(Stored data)
-*-*-

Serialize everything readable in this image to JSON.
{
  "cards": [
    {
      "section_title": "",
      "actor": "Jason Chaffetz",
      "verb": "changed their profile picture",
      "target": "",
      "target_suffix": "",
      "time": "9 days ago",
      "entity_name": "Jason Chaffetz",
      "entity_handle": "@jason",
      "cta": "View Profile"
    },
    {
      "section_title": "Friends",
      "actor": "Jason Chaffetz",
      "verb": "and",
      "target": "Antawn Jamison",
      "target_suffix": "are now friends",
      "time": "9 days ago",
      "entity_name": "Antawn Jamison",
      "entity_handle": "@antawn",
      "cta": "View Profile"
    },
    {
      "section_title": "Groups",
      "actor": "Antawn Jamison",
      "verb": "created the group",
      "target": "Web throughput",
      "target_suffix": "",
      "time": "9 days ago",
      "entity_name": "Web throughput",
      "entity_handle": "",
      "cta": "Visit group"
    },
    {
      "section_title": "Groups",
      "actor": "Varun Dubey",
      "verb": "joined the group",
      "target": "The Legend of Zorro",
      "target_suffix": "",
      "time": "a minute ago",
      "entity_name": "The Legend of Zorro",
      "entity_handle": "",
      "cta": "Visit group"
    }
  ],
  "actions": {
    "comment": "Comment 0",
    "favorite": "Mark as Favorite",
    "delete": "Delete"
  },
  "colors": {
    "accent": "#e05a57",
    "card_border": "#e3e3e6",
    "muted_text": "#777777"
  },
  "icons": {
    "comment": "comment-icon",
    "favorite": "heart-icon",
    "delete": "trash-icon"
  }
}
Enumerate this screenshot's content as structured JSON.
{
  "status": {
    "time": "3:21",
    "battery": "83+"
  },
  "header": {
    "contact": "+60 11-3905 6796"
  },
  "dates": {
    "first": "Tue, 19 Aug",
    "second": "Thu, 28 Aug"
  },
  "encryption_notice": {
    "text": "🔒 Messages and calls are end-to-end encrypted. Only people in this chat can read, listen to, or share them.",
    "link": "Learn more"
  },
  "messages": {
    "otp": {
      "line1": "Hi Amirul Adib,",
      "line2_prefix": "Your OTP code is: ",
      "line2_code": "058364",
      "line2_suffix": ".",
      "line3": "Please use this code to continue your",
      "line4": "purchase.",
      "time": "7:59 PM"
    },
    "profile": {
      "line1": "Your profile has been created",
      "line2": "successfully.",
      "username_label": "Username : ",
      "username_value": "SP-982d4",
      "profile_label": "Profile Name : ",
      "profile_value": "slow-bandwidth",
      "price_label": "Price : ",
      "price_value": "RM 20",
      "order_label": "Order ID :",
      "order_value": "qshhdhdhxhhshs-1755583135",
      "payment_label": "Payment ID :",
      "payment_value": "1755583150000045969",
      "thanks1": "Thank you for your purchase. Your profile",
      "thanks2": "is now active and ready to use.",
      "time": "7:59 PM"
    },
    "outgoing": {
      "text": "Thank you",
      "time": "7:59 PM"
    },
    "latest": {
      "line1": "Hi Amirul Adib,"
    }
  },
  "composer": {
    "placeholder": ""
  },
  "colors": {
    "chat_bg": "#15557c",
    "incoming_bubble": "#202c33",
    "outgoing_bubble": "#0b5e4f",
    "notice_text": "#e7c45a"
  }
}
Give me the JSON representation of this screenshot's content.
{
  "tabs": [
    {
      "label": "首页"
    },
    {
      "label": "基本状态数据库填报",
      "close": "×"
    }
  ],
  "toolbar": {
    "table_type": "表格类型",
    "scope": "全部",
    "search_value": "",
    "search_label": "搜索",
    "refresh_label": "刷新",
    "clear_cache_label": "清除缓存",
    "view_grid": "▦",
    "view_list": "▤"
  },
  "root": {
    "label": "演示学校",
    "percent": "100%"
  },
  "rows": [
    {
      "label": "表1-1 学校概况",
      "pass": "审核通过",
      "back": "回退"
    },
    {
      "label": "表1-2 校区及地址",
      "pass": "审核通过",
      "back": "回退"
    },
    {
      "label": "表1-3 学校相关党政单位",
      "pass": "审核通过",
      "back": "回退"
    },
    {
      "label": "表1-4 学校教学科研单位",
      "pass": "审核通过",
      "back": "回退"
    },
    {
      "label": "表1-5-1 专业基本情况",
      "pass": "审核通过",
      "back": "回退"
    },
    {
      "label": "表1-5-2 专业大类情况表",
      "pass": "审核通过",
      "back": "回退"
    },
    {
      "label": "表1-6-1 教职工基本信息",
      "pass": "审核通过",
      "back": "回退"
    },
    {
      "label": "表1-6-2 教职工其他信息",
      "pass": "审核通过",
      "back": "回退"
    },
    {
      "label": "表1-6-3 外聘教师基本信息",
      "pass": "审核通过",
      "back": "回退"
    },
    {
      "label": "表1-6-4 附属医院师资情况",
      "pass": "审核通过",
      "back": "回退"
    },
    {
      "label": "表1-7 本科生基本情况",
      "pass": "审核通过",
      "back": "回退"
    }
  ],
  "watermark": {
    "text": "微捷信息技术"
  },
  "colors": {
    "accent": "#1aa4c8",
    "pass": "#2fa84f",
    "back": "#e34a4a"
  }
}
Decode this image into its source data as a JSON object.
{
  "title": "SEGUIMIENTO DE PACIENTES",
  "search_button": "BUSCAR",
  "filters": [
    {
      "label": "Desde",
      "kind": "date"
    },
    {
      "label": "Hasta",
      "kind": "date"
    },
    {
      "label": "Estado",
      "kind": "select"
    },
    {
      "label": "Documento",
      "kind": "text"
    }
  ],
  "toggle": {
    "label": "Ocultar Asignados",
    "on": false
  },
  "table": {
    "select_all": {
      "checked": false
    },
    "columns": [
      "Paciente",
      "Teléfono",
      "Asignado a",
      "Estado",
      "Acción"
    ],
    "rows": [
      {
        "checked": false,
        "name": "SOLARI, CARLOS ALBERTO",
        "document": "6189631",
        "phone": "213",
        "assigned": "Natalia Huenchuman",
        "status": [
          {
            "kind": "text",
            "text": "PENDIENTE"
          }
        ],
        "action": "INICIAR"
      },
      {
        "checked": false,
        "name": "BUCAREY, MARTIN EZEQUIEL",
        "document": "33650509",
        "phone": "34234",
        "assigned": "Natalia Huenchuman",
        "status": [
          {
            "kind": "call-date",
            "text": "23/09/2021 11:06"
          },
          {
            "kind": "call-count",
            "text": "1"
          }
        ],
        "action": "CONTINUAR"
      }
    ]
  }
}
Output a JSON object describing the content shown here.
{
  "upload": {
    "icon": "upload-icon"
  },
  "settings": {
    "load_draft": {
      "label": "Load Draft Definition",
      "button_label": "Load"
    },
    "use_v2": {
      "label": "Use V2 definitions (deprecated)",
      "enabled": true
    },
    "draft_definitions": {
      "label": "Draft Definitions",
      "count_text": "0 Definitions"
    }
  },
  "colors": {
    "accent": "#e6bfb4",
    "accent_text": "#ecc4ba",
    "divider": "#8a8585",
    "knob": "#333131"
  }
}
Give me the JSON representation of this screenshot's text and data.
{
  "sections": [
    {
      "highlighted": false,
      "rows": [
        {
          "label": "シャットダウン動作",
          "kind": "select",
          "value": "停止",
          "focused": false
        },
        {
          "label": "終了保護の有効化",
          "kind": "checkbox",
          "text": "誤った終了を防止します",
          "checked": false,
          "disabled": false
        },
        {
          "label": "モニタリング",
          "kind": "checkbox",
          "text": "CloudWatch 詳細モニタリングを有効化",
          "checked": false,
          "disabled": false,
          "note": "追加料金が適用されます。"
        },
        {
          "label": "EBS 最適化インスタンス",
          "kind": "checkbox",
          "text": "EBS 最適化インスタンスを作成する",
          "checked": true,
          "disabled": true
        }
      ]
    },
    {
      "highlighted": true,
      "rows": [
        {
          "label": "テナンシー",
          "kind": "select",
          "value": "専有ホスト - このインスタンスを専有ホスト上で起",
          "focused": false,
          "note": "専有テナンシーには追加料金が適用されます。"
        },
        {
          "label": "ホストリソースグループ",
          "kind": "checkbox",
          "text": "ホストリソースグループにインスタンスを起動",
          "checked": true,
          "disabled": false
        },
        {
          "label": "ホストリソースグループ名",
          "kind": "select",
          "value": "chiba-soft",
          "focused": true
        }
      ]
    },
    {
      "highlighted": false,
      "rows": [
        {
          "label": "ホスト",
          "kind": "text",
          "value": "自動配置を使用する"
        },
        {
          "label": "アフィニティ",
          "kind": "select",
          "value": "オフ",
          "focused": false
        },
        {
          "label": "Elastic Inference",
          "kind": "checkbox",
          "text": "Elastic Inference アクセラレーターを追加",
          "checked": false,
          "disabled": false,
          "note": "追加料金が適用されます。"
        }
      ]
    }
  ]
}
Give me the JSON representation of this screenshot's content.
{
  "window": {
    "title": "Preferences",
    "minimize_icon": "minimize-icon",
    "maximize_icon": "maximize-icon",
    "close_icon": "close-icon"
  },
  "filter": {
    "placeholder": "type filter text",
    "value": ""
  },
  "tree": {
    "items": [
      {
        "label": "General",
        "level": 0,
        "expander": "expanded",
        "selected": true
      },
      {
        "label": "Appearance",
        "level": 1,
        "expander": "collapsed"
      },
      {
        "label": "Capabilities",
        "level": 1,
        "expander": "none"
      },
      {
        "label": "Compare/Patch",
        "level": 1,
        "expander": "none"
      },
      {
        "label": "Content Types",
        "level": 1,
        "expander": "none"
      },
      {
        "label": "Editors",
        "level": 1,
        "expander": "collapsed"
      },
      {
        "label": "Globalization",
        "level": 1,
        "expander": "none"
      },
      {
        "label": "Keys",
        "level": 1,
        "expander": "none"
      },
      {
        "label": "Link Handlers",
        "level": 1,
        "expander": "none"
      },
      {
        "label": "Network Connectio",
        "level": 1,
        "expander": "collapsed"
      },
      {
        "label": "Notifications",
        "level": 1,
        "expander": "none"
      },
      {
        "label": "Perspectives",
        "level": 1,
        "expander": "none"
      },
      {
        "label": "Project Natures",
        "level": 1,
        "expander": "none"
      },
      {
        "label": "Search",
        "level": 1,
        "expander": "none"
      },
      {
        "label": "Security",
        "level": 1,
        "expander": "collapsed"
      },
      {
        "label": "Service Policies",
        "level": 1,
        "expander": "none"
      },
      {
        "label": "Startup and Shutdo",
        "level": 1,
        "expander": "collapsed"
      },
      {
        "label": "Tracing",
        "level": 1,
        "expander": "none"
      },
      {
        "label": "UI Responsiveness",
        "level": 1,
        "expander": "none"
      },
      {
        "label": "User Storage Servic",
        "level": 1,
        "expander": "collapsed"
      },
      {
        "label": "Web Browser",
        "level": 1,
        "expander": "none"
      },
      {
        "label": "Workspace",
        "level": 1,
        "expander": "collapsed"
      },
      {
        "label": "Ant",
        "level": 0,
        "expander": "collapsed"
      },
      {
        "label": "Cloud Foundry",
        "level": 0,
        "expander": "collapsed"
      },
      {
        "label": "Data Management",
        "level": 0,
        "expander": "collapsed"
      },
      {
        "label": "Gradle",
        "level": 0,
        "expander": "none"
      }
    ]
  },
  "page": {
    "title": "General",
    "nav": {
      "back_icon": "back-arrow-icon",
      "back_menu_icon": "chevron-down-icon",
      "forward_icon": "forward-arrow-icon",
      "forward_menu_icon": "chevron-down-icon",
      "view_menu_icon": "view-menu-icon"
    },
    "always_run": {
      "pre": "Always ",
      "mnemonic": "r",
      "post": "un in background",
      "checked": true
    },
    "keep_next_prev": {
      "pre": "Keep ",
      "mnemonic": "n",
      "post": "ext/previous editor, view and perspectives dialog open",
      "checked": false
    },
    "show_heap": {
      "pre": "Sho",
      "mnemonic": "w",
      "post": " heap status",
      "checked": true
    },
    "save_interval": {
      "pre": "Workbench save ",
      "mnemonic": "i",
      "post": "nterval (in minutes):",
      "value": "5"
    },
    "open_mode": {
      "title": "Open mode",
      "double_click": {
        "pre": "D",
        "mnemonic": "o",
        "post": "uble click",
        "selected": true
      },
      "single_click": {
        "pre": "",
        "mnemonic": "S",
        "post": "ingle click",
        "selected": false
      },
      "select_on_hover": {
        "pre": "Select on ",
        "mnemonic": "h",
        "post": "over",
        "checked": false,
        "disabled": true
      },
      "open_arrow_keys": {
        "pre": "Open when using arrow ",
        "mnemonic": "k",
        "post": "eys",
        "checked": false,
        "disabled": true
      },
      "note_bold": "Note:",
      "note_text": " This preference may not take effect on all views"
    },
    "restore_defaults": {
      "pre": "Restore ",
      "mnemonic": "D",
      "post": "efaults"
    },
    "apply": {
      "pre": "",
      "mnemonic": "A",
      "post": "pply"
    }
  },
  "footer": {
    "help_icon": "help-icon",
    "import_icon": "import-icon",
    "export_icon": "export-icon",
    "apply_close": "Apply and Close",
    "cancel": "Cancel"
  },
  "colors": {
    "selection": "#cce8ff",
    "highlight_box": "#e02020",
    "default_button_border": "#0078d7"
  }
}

-*-*-

**WHAT YOU NEED TO DO:**
Which lines contain the word "status"? Copy each of them.

**ANSWER:**
  "status": {
        "status": [
        "status": [
      "post": " heap status",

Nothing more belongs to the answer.